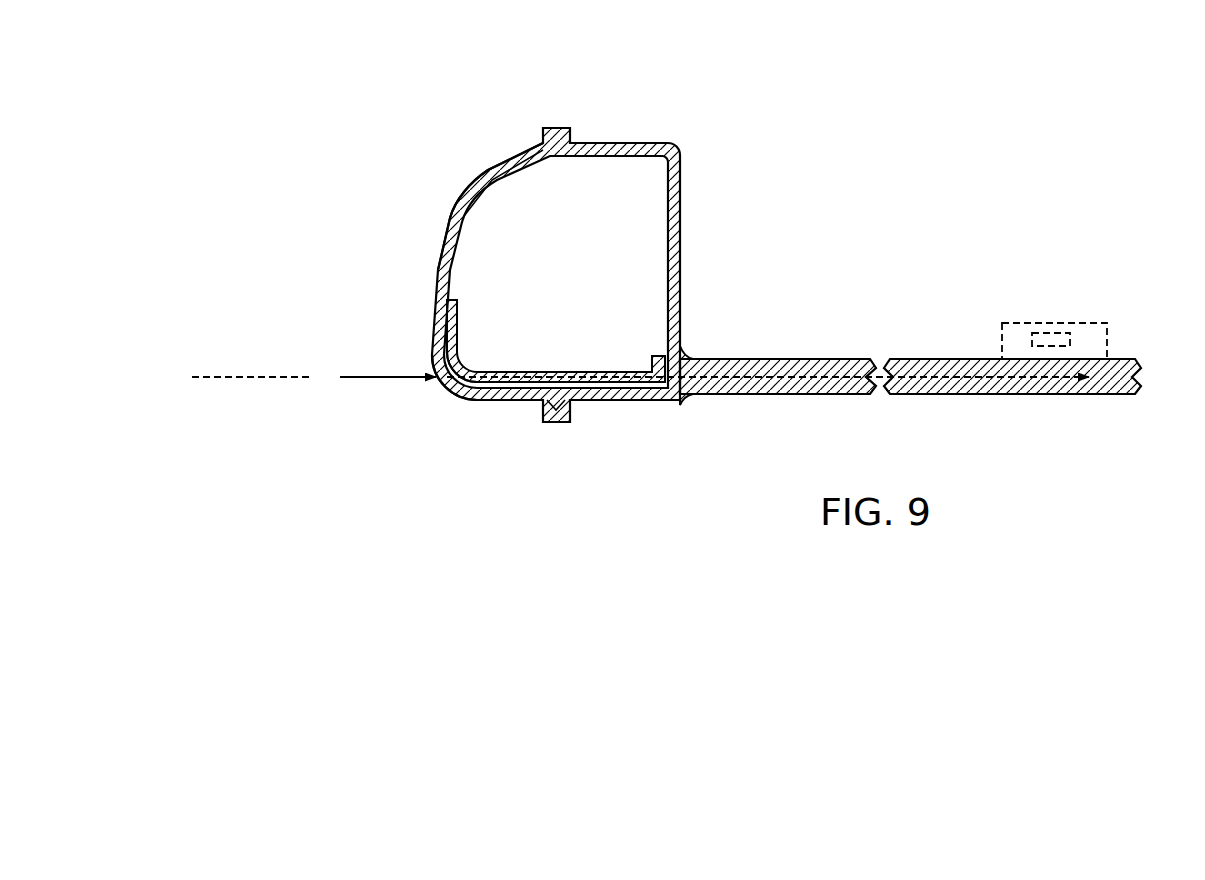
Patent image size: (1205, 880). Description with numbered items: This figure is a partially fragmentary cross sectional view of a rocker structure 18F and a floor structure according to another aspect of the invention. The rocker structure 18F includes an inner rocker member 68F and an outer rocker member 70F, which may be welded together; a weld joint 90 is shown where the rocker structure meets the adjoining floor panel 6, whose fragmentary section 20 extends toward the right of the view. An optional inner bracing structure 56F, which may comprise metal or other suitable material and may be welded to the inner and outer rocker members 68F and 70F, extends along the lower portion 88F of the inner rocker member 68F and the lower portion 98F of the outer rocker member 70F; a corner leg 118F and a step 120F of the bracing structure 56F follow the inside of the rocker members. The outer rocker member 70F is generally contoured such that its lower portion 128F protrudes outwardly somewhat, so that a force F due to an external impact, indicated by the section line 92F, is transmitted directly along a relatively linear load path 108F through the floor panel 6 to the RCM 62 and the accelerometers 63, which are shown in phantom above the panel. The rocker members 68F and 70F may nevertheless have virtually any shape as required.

The rocker structure 18F is at (487, 168).
The inner rocker member 68F is at (627, 140).
The outer rocker member 70F is at (447, 217).
The lower portion 128F is at (430, 337).
The section line F 92F is at (250, 377).
The inner sheet corner leg 118F is at (455, 345).
The inner bracing structure 56F is at (558, 370).
The inner sheet step 120F is at (655, 358).
The lower portion of outer rocker member 98F is at (487, 402).
The lower portion of inner rocker member 88F is at (618, 402).
The weld / fillet joint 90 is at (690, 352).
The panel 6 is at (815, 395).
The panel section 20 is at (930, 395).
The load path 108F is at (810, 364).
The RCM 62 is at (1070, 323).
The accelerometers 63 is at (1070, 338).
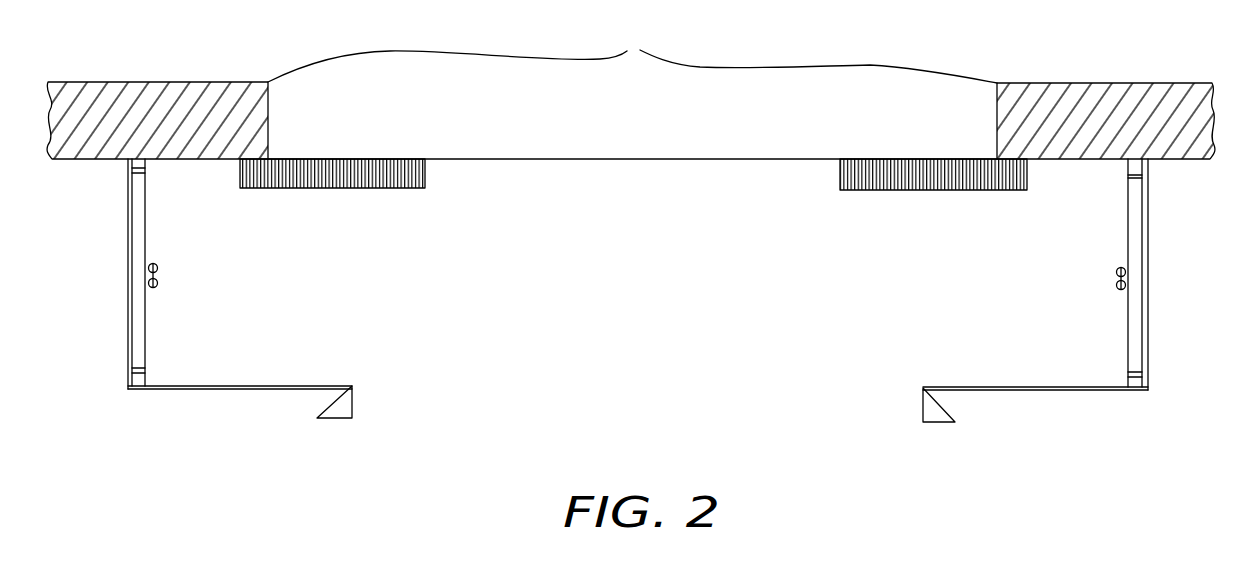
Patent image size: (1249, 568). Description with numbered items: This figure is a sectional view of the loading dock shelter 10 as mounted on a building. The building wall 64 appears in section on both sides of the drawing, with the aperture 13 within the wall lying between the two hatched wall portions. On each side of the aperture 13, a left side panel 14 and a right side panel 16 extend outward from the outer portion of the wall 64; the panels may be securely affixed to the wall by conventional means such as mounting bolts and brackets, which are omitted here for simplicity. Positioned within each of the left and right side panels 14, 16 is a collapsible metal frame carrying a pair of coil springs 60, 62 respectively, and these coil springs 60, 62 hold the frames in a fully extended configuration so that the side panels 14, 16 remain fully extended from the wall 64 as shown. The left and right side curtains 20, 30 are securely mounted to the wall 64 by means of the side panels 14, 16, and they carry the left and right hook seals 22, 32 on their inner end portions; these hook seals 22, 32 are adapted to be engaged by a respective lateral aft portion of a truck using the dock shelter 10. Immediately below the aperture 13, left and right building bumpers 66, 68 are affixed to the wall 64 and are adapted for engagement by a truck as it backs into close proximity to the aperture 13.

The loading dock shelter 10 is at (652, 312).
The aperture 13 is at (632, 90).
The left side panel 14 is at (133, 301).
The right side panel 16 is at (1150, 315).
The left side curtain 20 is at (228, 395).
The left hook seal 22 is at (340, 420).
The right side curtain 30 is at (1025, 398).
The right hook seal 32 is at (923, 408).
The coil springs 60 is at (164, 277).
The coil springs 62 is at (1112, 278).
The wall 64 is at (190, 98).
The left building bumper 66 is at (333, 173).
The right building bumper 68 is at (920, 183).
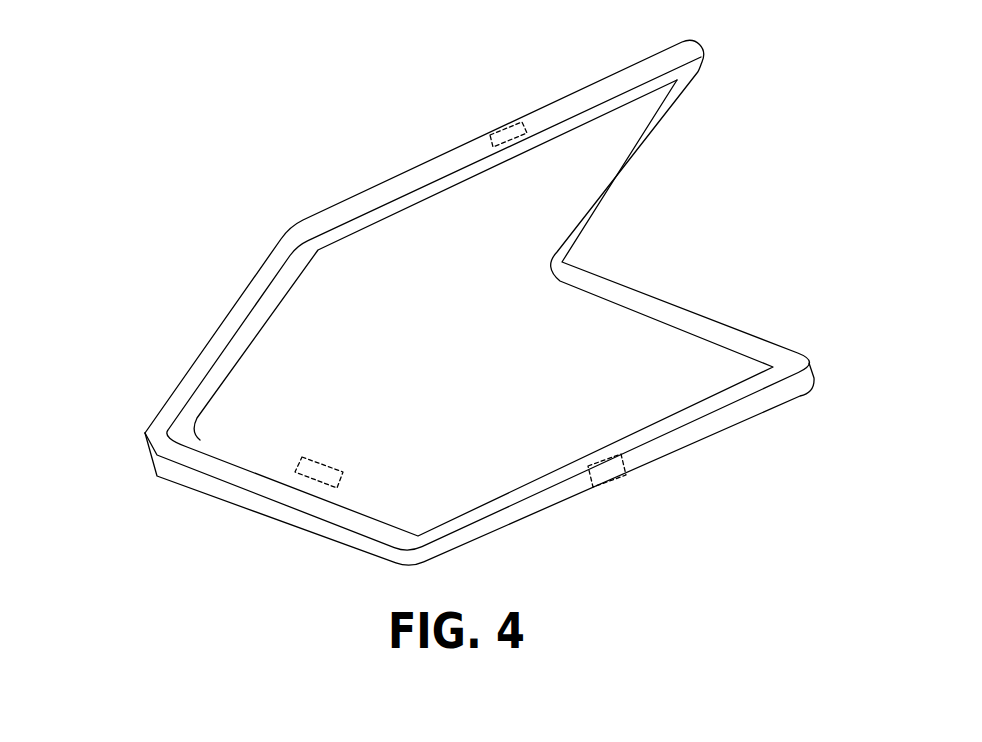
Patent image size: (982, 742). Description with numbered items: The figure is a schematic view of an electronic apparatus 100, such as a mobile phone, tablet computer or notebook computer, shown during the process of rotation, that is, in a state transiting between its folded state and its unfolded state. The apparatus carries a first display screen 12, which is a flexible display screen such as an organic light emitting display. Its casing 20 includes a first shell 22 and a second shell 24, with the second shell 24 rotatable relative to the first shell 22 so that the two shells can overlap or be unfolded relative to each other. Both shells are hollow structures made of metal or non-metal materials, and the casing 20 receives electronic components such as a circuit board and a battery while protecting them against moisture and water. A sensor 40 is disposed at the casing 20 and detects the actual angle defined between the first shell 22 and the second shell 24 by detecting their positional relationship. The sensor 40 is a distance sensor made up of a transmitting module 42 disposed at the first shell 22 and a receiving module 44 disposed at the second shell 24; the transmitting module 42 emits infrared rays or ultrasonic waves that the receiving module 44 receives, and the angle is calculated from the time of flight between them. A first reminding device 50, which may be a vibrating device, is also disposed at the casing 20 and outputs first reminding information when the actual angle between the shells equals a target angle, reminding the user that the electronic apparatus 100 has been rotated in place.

The electronic apparatus 100 is at (435, 302).
The first display screen 12 is at (702, 363).
The casing 20 is at (430, 302).
The first shell 22 is at (177, 393).
The second shell 24 is at (190, 480).
The sensor 40 is at (658, 325).
The transmitting module 42 is at (627, 478).
The receiving module 44 is at (510, 137).
The first reminding device 50 is at (313, 477).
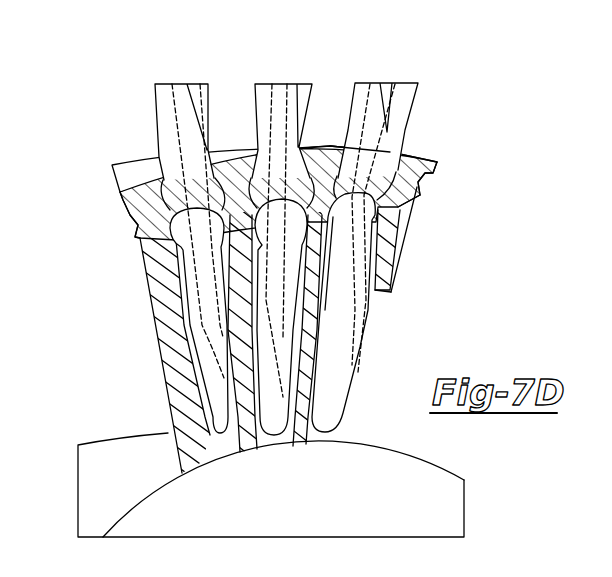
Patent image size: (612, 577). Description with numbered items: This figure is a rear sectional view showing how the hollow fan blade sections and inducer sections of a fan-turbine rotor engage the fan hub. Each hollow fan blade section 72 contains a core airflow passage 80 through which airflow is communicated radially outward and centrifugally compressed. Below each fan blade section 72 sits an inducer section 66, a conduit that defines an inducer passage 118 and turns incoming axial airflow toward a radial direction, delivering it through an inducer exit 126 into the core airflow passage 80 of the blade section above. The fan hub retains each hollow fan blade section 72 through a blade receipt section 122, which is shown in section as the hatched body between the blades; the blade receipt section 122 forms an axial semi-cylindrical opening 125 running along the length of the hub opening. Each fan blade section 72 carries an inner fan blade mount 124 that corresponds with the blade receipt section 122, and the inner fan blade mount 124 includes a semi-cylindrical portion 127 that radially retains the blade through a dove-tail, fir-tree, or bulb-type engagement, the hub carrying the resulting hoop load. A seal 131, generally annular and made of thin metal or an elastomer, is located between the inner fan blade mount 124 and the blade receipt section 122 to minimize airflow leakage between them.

The inducer section 66 is at (323, 384).
The hollow fan blade section 72 is at (362, 102).
The core airflow passage 80 is at (177, 138).
The inducer passage 118 is at (193, 280).
The blade receipt section 122 is at (190, 408).
The inner fan blade mount 124 is at (415, 185).
The axial semi-cylindrical opening 125 is at (130, 218).
The inducer exit 126 is at (408, 198).
The semi-cylindrical portion 127 is at (372, 160).
The seal 131 is at (410, 260).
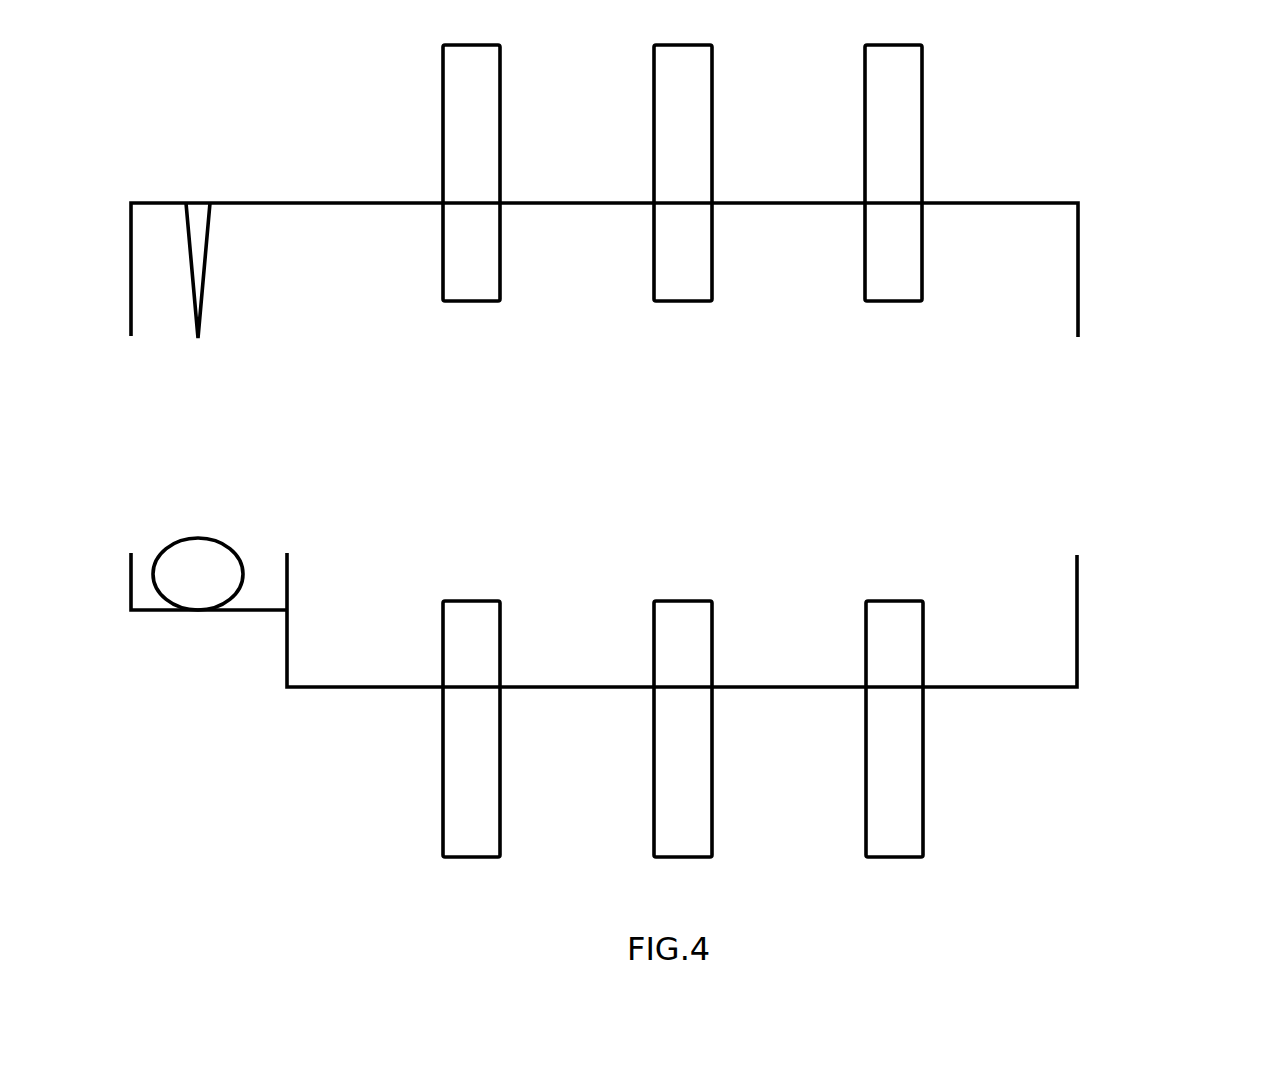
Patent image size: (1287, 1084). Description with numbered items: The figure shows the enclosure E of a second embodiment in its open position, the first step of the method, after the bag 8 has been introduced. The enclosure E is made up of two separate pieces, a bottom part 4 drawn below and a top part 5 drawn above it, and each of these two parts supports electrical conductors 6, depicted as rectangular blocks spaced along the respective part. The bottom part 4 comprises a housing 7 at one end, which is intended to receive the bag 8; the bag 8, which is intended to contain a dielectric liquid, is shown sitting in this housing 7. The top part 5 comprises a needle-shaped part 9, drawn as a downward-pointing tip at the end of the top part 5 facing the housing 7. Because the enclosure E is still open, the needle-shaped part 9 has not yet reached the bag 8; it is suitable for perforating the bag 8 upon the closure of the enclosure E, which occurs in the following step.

The bottom part 4 is at (1079, 573).
The top part 5 is at (1079, 251).
The electrical conductors 6 is at (883, 146).
The housing 7 is at (270, 608).
The bag 8 is at (185, 582).
The needle-shaped part 9 is at (200, 211).
The enclosure E is at (955, 385).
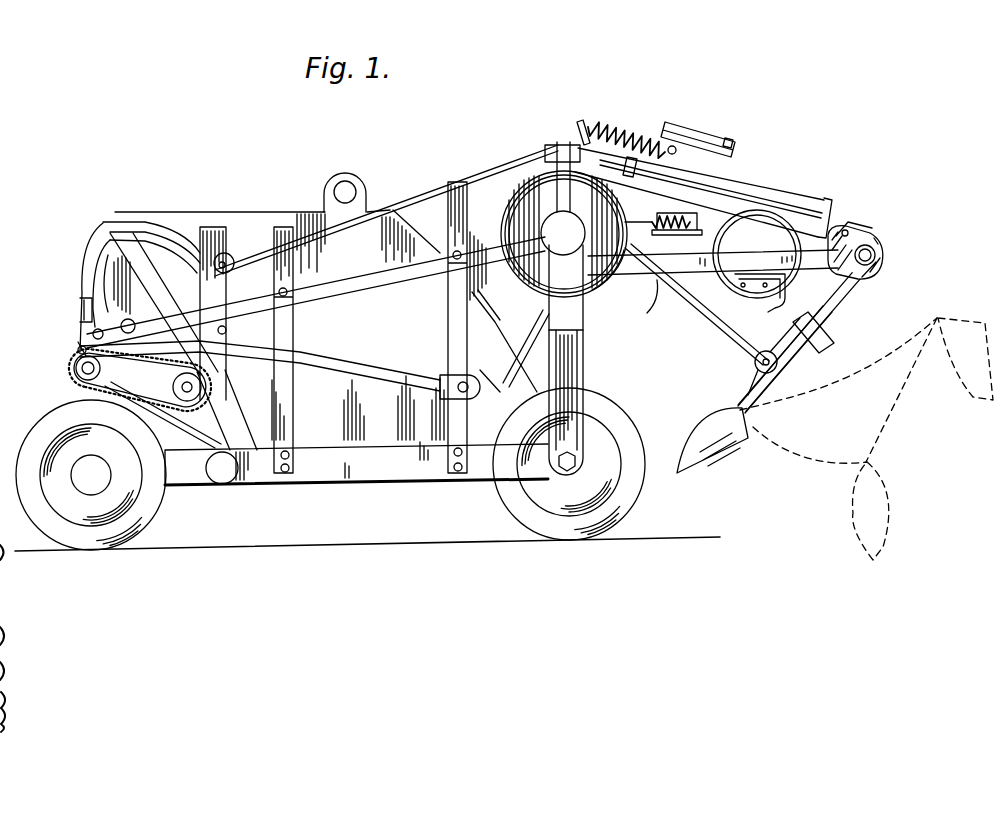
|---|
- _WHAT TO PRODUCE_
Reproduce all of the lines above, replacing every occurrence of "Patent image size" with "Drawing dimensions" and leaving everything else unchanged. Omit the pictures.

- _THE OUTPUT_
Drawing dimensions: (1205, 880). Description with numbered items: This figure is a partially fragmentary cross sectional view of a rocker structure 18F and a floor structure according to another aspect of the invention. The rocker structure 18F includes an inner rocker member 68F and an outer rocker member 70F, which may be welded together; a weld joint 90 is shown where the rocker structure meets the adjoining floor panel 6, whose fragmentary section 20 extends toward the right of the view. An optional inner bracing structure 56F, which may comprise metal or other suitable material and may be welded to the inner and outer rocker members 68F and 70F, extends along the lower portion 88F of the inner rocker member 68F and the lower portion 98F of the outer rocker member 70F; a corner leg 118F and a step 120F of the bracing structure 56F follow the inside of the rocker members. The outer rocker member 70F is generally contoured such that its lower portion 128F protrudes outwardly somewhat, so that a force F due to an external impact, indicated by the section line 92F, is transmitted directly along a relatively linear load path 108F through the floor panel 6 to the RCM 62 and the accelerometers 63, which are shown in phantom above the panel. The rocker members 68F and 70F may nevertheless have virtually any shape as required.

The rocker structure 18F is at (487, 168).
The inner rocker member 68F is at (627, 140).
The outer rocker member 70F is at (447, 217).
The lower portion 128F is at (430, 337).
The section line F 92F is at (250, 377).
The inner sheet corner leg 118F is at (455, 345).
The inner bracing structure 56F is at (558, 370).
The inner sheet step 120F is at (655, 358).
The lower portion of outer rocker member 98F is at (487, 402).
The lower portion of inner rocker member 88F is at (618, 402).
The weld / fillet joint 90 is at (690, 352).
The panel 6 is at (815, 395).
The panel section 20 is at (930, 395).
The load path 108F is at (810, 364).
The RCM 62 is at (1070, 323).
The accelerometers 63 is at (1070, 338).
Drawing dimensions: (1249, 568). Description with numbered items: This figure is a sectional view of the loading dock shelter 10 as mounted on a building. The building wall 64 appears in section on both sides of the drawing, with the aperture 13 within the wall lying between the two hatched wall portions. On each side of the aperture 13, a left side panel 14 and a right side panel 16 extend outward from the outer portion of the wall 64; the panels may be securely affixed to the wall by conventional means such as mounting bolts and brackets, which are omitted here for simplicity. Positioned within each of the left and right side panels 14, 16 is a collapsible metal frame carrying a pair of coil springs 60, 62 respectively, and these coil springs 60, 62 hold the frames in a fully extended configuration so that the side panels 14, 16 remain fully extended from the wall 64 as shown. The left and right side curtains 20, 30 are securely mounted to the wall 64 by means of the side panels 14, 16, and they carry the left and right hook seals 22, 32 on their inner end portions; these hook seals 22, 32 are adapted to be engaged by a respective lateral aft portion of a truck using the dock shelter 10. Immediately below the aperture 13, left and right building bumpers 66, 68 are affixed to the wall 64 and are adapted for engagement by a truck as it backs into close proximity to the aperture 13.

The loading dock shelter 10 is at (652, 312).
The aperture 13 is at (632, 90).
The left side panel 14 is at (133, 301).
The right side panel 16 is at (1150, 315).
The left side curtain 20 is at (228, 395).
The left hook seal 22 is at (340, 420).
The right side curtain 30 is at (1025, 398).
The right hook seal 32 is at (923, 408).
The coil springs 60 is at (164, 277).
The coil springs 62 is at (1112, 278).
The wall 64 is at (190, 98).
The left building bumper 66 is at (333, 173).
The right building bumper 68 is at (920, 183).
Drawing dimensions: (982, 742). Description with numbered items: The figure is a schematic view of an electronic apparatus 100, such as a mobile phone, tablet computer or notebook computer, shown during the process of rotation, that is, in a state transiting between its folded state and its unfolded state. The apparatus carries a first display screen 12, which is a flexible display screen such as an organic light emitting display. Its casing 20 includes a first shell 22 and a second shell 24, with the second shell 24 rotatable relative to the first shell 22 so that the two shells can overlap or be unfolded relative to each other. Both shells are hollow structures made of metal or non-metal materials, and the casing 20 receives electronic components such as a circuit board and a battery while protecting them against moisture and water. A sensor 40 is disposed at the casing 20 and detects the actual angle defined between the first shell 22 and the second shell 24 by detecting their positional relationship. The sensor 40 is a distance sensor made up of a transmitting module 42 disposed at the first shell 22 and a receiving module 44 disposed at the second shell 24; the transmitting module 42 emits infrared rays or ultrasonic waves that the receiving module 44 receives, and the angle is calculated from the time of flight between them. A first reminding device 50, which may be a vibrating device, is also disposed at the casing 20 and outputs first reminding information when the actual angle between the shells equals a target angle, reminding the user that the electronic apparatus 100 has been rotated in place.

The electronic apparatus 100 is at (435, 302).
The first display screen 12 is at (702, 363).
The casing 20 is at (430, 302).
The first shell 22 is at (177, 393).
The second shell 24 is at (190, 480).
The sensor 40 is at (658, 325).
The transmitting module 42 is at (627, 478).
The receiving module 44 is at (510, 137).
The first reminding device 50 is at (313, 477).
Drawing dimensions: (612, 577). Description with numbered items: This figure is a rear sectional view showing how the hollow fan blade sections and inducer sections of a fan-turbine rotor engage the fan hub. Each hollow fan blade section 72 contains a core airflow passage 80 through which airflow is communicated radially outward and centrifugally compressed. Below each fan blade section 72 sits an inducer section 66, a conduit that defines an inducer passage 118 and turns incoming axial airflow toward a radial direction, delivering it through an inducer exit 126 into the core airflow passage 80 of the blade section above. The fan hub retains each hollow fan blade section 72 through a blade receipt section 122, which is shown in section as the hatched body between the blades; the blade receipt section 122 forms an axial semi-cylindrical opening 125 running along the length of the hub opening. Each fan blade section 72 carries an inner fan blade mount 124 that corresponds with the blade receipt section 122, and the inner fan blade mount 124 includes a semi-cylindrical portion 127 that radially retains the blade through a dove-tail, fir-tree, or bulb-type engagement, the hub carrying the resulting hoop load. A seal 131, generally annular and made of thin metal or an elastomer, is located between the inner fan blade mount 124 and the blade receipt section 122 to minimize airflow leakage between them.

The inducer section 66 is at (323, 384).
The hollow fan blade section 72 is at (362, 102).
The core airflow passage 80 is at (177, 138).
The inducer passage 118 is at (193, 280).
The blade receipt section 122 is at (190, 408).
The inner fan blade mount 124 is at (415, 185).
The axial semi-cylindrical opening 125 is at (130, 218).
The inducer exit 126 is at (408, 198).
The semi-cylindrical portion 127 is at (372, 160).
The seal 131 is at (410, 260).
Drawing dimensions: (1287, 1084). Description with numbered items: The figure shows the enclosure E of a second embodiment in its open position, the first step of the method, after the bag 8 has been introduced. The enclosure E is made up of two separate pieces, a bottom part 4 drawn below and a top part 5 drawn above it, and each of these two parts supports electrical conductors 6, depicted as rectangular blocks spaced along the respective part. The bottom part 4 comprises a housing 7 at one end, which is intended to receive the bag 8; the bag 8, which is intended to contain a dielectric liquid, is shown sitting in this housing 7. The top part 5 comprises a needle-shaped part 9, drawn as a downward-pointing tip at the end of the top part 5 facing the housing 7. Because the enclosure E is still open, the needle-shaped part 9 has not yet reached the bag 8; it is suitable for perforating the bag 8 upon the closure of the enclosure E, which occurs in the following step.

The bottom part 4 is at (1079, 573).
The top part 5 is at (1079, 251).
The electrical conductors 6 is at (883, 146).
The housing 7 is at (270, 608).
The bag 8 is at (185, 582).
The needle-shaped part 9 is at (200, 211).
The enclosure E is at (955, 385).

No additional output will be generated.